State only the number of lines that contain the string "merge".

__MATERIAL PROVIDED__:

===============

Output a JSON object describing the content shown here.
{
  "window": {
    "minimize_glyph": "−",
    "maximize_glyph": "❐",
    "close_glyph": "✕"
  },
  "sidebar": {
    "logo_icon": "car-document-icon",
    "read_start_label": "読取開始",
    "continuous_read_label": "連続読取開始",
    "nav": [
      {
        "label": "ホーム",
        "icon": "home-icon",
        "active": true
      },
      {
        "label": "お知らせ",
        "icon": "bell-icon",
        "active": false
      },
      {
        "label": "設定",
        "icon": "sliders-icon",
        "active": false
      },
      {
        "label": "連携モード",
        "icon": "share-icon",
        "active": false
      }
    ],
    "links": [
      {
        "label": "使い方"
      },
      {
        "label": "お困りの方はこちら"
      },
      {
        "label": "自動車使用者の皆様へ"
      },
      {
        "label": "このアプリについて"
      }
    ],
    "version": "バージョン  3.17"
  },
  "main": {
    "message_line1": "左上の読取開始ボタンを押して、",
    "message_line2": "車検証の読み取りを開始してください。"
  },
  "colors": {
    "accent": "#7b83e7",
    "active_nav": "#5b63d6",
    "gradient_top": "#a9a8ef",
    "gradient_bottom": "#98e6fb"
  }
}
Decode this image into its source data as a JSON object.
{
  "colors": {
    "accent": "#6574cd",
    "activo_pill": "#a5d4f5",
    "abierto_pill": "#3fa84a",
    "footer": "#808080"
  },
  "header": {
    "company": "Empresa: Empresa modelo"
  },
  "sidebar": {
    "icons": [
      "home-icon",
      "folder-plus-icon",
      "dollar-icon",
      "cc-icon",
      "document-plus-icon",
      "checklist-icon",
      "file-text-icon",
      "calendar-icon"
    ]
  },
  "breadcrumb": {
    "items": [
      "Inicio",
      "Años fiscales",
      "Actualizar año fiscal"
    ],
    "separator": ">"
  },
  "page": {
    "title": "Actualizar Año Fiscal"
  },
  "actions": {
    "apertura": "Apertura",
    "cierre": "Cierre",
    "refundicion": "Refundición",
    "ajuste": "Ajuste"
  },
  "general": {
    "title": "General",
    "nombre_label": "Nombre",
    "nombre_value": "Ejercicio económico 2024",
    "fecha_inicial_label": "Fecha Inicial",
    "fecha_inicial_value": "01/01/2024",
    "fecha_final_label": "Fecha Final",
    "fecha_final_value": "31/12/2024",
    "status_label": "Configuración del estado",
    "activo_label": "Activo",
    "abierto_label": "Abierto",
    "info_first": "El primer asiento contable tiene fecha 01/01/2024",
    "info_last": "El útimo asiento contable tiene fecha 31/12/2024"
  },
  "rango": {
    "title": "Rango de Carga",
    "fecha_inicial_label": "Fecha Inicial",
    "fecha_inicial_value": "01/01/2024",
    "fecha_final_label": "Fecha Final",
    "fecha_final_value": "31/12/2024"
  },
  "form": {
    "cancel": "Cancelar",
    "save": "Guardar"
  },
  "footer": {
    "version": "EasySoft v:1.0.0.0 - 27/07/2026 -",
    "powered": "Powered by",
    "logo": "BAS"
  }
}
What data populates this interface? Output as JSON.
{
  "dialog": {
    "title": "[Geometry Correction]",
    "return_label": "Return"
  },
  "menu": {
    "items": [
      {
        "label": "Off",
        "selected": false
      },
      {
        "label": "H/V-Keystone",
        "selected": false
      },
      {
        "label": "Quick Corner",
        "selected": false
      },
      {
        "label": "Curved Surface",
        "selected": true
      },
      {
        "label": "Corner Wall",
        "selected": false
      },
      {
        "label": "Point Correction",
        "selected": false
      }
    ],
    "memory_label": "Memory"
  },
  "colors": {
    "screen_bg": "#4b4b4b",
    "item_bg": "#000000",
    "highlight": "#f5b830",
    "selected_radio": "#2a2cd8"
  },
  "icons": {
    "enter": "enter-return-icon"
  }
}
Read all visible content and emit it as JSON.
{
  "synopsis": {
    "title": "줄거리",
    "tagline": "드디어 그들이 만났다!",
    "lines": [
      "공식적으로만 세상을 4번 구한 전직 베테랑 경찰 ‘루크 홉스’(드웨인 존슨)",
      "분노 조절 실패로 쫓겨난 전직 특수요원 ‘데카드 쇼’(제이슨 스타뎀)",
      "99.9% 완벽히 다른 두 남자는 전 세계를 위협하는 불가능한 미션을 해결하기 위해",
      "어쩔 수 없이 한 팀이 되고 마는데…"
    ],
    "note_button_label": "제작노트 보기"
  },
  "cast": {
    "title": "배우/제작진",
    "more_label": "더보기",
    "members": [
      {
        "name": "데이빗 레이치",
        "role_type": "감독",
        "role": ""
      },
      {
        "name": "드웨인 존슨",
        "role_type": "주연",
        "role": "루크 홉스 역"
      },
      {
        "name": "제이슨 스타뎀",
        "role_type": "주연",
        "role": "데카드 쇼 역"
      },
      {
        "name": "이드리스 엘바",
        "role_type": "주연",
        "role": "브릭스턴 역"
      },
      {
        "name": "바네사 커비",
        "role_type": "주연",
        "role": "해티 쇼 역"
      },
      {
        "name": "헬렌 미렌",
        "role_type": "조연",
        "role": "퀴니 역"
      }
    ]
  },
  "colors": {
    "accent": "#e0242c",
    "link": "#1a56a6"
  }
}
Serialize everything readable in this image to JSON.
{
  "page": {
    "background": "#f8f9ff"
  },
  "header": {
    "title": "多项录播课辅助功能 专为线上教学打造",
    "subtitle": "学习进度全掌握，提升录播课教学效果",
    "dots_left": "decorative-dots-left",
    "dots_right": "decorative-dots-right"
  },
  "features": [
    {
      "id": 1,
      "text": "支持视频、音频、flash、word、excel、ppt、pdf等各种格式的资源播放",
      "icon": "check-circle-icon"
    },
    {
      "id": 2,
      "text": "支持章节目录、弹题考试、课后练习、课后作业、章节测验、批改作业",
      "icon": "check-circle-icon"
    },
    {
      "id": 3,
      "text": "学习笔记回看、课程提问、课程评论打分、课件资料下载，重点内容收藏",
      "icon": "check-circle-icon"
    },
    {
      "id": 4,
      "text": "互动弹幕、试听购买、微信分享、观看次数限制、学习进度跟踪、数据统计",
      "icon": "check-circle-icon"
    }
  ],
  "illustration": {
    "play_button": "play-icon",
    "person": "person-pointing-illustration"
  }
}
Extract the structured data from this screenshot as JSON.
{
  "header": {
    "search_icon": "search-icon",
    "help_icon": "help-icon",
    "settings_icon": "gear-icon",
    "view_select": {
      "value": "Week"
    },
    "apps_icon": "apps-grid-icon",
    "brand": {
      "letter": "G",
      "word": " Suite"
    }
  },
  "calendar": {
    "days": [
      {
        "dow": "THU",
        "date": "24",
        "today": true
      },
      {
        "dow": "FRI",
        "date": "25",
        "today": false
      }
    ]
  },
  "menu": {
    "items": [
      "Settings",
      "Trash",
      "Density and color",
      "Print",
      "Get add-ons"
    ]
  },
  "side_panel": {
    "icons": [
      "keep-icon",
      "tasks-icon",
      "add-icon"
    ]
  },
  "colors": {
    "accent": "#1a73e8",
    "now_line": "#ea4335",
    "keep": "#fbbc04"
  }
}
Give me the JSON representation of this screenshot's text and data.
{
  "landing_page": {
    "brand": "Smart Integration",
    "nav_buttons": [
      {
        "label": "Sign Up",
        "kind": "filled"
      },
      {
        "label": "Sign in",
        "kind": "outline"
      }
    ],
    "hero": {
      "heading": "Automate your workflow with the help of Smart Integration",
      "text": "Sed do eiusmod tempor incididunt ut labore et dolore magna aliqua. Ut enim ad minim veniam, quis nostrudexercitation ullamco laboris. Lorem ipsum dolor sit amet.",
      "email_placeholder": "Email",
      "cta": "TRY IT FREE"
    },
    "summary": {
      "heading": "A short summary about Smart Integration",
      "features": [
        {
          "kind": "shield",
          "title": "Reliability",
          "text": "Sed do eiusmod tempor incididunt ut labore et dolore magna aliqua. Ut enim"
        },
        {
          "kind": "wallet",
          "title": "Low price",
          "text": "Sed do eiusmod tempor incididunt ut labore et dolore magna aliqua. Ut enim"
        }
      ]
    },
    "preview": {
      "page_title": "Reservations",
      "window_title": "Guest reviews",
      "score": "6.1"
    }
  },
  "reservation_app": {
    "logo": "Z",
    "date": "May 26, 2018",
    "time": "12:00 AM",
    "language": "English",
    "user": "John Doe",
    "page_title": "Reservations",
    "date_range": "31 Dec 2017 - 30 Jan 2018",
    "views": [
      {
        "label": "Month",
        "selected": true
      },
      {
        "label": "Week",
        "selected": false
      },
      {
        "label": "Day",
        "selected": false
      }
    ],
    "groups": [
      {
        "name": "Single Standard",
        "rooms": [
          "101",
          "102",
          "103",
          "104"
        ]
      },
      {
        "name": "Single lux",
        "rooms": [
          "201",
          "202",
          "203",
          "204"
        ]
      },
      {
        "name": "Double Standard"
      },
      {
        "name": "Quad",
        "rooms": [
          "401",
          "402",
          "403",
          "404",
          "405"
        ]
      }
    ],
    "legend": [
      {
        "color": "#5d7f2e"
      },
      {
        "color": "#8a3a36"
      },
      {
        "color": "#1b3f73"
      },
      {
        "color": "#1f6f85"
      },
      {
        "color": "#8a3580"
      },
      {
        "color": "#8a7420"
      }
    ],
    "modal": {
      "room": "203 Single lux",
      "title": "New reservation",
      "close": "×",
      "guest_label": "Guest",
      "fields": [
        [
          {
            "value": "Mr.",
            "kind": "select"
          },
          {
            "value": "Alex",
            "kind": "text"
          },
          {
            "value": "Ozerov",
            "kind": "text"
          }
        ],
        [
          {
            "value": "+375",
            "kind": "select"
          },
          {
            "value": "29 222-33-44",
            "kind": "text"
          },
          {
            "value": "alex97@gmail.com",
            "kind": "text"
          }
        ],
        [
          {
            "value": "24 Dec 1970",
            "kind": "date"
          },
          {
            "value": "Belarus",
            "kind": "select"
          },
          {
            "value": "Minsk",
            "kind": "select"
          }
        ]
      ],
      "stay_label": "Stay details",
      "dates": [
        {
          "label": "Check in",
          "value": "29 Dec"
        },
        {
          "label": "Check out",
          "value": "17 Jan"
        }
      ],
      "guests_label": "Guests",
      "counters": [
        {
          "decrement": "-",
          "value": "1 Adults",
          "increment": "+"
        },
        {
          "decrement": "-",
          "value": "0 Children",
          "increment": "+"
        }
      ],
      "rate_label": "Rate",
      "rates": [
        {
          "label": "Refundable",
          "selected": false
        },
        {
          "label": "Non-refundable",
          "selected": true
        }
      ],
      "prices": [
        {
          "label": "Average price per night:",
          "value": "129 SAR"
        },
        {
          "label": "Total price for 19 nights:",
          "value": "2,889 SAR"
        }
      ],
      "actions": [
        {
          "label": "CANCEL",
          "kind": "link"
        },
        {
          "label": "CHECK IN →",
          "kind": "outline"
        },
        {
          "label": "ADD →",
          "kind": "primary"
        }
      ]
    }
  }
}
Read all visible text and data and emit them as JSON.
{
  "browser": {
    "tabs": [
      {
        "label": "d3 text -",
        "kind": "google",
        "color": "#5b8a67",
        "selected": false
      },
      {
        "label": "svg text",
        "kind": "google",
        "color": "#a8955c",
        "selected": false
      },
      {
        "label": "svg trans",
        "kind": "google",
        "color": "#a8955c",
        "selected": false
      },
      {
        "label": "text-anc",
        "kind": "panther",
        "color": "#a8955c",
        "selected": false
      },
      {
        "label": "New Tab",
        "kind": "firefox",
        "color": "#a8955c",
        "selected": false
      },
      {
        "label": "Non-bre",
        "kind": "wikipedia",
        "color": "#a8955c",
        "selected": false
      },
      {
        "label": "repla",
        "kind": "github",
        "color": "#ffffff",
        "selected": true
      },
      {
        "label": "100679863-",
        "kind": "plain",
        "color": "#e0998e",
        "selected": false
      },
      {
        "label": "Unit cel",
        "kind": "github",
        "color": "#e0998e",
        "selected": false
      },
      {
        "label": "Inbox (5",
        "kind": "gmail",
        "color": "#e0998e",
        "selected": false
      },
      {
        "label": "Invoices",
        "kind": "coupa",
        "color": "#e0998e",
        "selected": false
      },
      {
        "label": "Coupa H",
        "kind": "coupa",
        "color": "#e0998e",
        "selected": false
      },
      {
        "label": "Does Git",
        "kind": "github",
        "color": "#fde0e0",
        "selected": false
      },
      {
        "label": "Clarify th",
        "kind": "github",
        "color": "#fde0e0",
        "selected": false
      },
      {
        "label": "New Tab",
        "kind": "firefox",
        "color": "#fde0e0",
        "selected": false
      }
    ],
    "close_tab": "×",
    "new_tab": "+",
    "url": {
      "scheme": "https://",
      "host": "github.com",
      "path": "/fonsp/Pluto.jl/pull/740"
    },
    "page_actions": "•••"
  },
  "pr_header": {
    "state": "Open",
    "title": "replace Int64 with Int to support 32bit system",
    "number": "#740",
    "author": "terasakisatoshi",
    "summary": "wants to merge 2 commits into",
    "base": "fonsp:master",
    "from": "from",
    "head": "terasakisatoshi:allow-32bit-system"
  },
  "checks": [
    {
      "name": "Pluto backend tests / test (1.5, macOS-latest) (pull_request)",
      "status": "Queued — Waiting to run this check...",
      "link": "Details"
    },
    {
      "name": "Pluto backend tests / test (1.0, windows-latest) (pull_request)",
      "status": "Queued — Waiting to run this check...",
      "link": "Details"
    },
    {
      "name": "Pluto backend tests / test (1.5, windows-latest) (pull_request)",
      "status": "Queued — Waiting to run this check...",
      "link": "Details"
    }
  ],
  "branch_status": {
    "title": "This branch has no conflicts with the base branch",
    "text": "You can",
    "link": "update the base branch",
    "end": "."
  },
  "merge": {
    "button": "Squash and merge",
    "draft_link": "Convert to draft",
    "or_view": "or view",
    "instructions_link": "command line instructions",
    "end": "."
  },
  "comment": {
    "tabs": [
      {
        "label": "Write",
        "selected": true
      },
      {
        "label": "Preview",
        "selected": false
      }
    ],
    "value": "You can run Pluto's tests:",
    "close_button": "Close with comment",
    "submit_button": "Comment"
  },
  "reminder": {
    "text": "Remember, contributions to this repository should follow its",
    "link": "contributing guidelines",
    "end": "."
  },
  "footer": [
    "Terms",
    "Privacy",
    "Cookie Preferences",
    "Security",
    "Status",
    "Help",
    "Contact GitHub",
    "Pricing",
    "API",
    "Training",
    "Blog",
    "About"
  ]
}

===============

__OUTPUT FOR THIS TASK__:
3